**Instructions to follow**
Retype each record below word for word. Leave the pictures out.

[Data records]
** begin **
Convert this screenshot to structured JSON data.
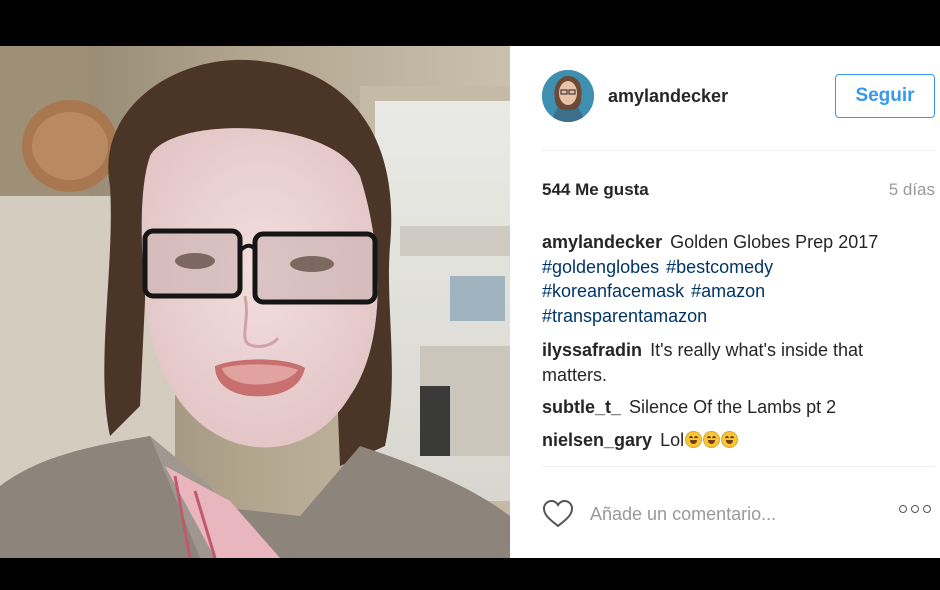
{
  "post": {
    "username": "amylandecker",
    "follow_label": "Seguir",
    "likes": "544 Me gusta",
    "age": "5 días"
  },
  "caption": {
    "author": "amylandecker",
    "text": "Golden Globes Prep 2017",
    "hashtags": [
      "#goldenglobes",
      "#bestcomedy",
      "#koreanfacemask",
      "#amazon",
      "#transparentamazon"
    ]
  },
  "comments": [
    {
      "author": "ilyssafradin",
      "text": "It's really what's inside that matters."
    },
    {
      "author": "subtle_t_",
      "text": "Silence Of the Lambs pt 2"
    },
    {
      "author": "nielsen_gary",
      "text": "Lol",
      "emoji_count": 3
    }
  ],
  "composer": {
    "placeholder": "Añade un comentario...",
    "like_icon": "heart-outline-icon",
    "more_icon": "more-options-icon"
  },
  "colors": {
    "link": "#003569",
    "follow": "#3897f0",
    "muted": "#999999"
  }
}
** end **
**Exercise solution**
Convert this screenshot to structured JSON data.
{
  "post": {
    "username": "amylandecker",
    "follow_label": "Seguir",
    "likes": "544 Me gusta",
    "age": "5 días"
  },
  "caption": {
    "author": "amylandecker",
    "text": "Golden Globes Prep 2017",
    "hashtags": [
      "#goldenglobes",
      "#bestcomedy",
      "#koreanfacemask",
      "#amazon",
      "#transparentamazon"
    ]
  },
  "comments": [
    {
      "author": "ilyssafradin",
      "text": "It's really what's inside that matters."
    },
    {
      "author": "subtle_t_",
      "text": "Silence Of the Lambs pt 2"
    },
    {
      "author": "nielsen_gary",
      "text": "Lol",
      "emoji_count": 3
    }
  ],
  "composer": {
    "placeholder": "Añade un comentario...",
    "like_icon": "heart-outline-icon",
    "more_icon": "more-options-icon"
  },
  "colors": {
    "link": "#003569",
    "follow": "#3897f0",
    "muted": "#999999"
  }
}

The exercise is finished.